* **Problem details**: All of the lines below are to be printed again exactly; images are excluded from the output.

━━━━━ Given entries

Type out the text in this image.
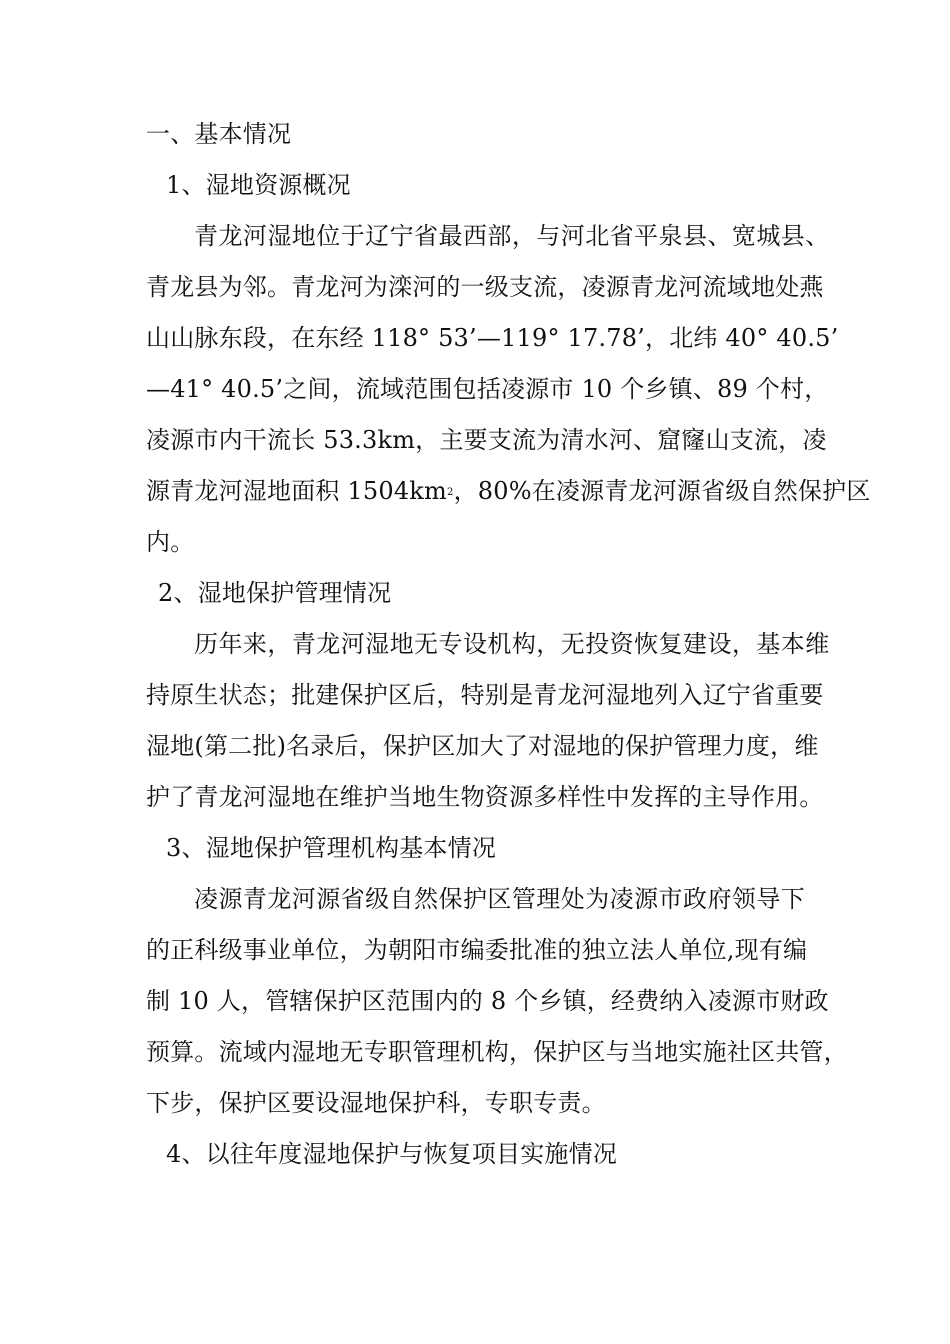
一、基本情况
1、湿地资源概况
青龙河湿地位于辽宁省最西部，与河北省平泉县、宽城县、
青龙县为邻。青龙河为滦河的一级支流，凌源青龙河流域地处燕
山山脉东段，在东经 118° 53’—119° 17.78’，北纬 40° 40.5’
—41° 40.5’之间，流域范围包括凌源市 10 个乡镇、89 个村，
凌源市内干流长 53.3km，主要支流为清水河、窟窿山支流，凌
源青龙河湿地面积 $1504km^2$，80%在凌源青龙河源省级自然保护区
内。
2、湿地保护管理情况
历年来，青龙河湿地无专设机构，无投资恢复建设，基本维
持原生状态；批建保护区后，特别是青龙河湿地列入辽宁省重要
湿地(第二批)名录后，保护区加大了对湿地的保护管理力度，维
护了青龙河湿地在维护当地生物资源多样性中发挥的主导作用。
3、湿地保护管理机构基本情况
凌源青龙河源省级自然保护区管理处为凌源市政府领导下
的正科级事业单位，为朝阳市编委批准的独立法人单位,现有编
制 10 人，管辖保护区范围内的 8 个乡镇，经费纳入凌源市财政
预算。流域内湿地无专职管理机构，保护区与当地实施社区共管，
下步，保护区要设湿地保护科，专职专责。
4、以往年度湿地保护与恢复项目实施情况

━━━━━━━━━━

* **Exercise output**:
Type out the text in this image.
一、基本情况
1、湿地资源概况
青龙河湿地位于辽宁省最西部，与河北省平泉县、宽城县、
青龙县为邻。青龙河为滦河的一级支流，凌源青龙河流域地处燕
山山脉东段，在东经 118° 53’—119° 17.78’，北纬 40° 40.5’
—41° 40.5’之间，流域范围包括凌源市 10 个乡镇、89 个村，
凌源市内干流长 53.3km，主要支流为清水河、窟窿山支流，凌
源青龙河湿地面积 $1504km^2$，80%在凌源青龙河源省级自然保护区
内。
2、湿地保护管理情况
历年来，青龙河湿地无专设机构，无投资恢复建设，基本维
持原生状态；批建保护区后，特别是青龙河湿地列入辽宁省重要
湿地(第二批)名录后，保护区加大了对湿地的保护管理力度，维
护了青龙河湿地在维护当地生物资源多样性中发挥的主导作用。
3、湿地保护管理机构基本情况
凌源青龙河源省级自然保护区管理处为凌源市政府领导下
的正科级事业单位，为朝阳市编委批准的独立法人单位,现有编
制 10 人，管辖保护区范围内的 8 个乡镇，经费纳入凌源市财政
预算。流域内湿地无专职管理机构，保护区与当地实施社区共管，
下步，保护区要设湿地保护科，专职专责。
4、以往年度湿地保护与恢复项目实施情况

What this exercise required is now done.